Data records

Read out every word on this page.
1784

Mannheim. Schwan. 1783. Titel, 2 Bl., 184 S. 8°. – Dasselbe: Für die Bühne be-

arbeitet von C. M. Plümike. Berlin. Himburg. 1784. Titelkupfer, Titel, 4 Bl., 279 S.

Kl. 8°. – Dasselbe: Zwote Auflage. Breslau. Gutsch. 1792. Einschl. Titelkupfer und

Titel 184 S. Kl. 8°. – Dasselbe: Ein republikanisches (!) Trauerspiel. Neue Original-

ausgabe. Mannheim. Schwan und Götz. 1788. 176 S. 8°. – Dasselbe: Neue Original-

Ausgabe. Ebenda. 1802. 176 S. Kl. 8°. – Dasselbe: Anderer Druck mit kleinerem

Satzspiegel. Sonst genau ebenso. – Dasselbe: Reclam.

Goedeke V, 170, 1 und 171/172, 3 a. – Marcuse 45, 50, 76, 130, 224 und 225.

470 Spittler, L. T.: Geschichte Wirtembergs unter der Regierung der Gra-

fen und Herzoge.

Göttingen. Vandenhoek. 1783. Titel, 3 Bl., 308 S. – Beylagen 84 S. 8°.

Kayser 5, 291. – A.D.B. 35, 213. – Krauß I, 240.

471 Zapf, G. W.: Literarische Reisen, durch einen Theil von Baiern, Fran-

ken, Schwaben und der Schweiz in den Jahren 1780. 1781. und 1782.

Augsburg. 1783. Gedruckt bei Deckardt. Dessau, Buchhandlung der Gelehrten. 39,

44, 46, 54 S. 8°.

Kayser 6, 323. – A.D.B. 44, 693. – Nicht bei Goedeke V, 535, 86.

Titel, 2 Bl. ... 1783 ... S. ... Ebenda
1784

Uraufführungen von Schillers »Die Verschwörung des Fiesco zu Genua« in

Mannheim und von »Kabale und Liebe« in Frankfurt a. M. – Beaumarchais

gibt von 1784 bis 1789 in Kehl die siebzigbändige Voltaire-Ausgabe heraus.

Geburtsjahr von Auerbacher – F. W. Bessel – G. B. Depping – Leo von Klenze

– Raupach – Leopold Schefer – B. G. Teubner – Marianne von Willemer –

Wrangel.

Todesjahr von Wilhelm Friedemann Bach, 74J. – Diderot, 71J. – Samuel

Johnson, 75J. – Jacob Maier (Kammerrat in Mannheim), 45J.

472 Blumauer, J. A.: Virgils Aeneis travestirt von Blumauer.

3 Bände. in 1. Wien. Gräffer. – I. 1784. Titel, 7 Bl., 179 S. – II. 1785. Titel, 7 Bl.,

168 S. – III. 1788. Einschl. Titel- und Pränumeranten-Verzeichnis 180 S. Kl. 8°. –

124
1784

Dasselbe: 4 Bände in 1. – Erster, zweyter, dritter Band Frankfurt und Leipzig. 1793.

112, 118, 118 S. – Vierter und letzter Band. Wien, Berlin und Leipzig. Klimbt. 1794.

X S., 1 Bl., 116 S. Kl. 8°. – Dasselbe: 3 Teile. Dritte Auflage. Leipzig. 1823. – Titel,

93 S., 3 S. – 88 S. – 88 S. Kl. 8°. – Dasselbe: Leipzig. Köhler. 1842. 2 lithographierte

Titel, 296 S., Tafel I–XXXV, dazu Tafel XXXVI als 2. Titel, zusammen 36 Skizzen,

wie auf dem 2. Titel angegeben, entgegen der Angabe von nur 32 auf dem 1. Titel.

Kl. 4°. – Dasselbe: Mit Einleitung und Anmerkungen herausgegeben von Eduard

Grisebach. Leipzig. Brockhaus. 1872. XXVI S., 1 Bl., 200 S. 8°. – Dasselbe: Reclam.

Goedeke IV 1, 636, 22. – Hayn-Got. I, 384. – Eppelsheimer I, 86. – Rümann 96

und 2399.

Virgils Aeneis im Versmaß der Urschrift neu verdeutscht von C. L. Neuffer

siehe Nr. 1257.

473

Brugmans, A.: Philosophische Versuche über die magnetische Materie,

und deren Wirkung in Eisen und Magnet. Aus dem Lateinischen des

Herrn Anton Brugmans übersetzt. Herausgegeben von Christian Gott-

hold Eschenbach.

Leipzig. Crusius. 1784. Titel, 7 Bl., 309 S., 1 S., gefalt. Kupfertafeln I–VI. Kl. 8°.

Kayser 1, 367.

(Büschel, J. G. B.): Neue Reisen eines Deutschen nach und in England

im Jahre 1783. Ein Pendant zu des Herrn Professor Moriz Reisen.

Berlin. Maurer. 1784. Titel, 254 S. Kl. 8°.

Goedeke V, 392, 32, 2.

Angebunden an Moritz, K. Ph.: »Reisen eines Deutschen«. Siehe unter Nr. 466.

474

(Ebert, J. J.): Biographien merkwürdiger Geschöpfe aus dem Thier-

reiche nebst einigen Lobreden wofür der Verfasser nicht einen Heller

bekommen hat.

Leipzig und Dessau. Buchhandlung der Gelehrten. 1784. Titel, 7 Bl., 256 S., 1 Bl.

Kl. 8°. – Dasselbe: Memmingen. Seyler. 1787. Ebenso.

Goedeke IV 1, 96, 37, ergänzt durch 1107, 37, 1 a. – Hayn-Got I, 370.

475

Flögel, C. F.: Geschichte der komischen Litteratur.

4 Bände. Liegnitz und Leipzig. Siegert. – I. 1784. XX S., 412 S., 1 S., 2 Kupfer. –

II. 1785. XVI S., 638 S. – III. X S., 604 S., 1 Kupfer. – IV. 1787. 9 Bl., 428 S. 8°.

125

Requirements => Go through the material and copy out every line with "Titelkupfer" in it.

Output below =>
arbeitet von C. M. Plümike. Berlin. Himburg. 1784. Titelkupfer, Titel, 4 Bl., 279 S.
Kl. 8°. – Dasselbe: Zwote Auflage. Breslau. Gutsch. 1792. Einschl. Titelkupfer und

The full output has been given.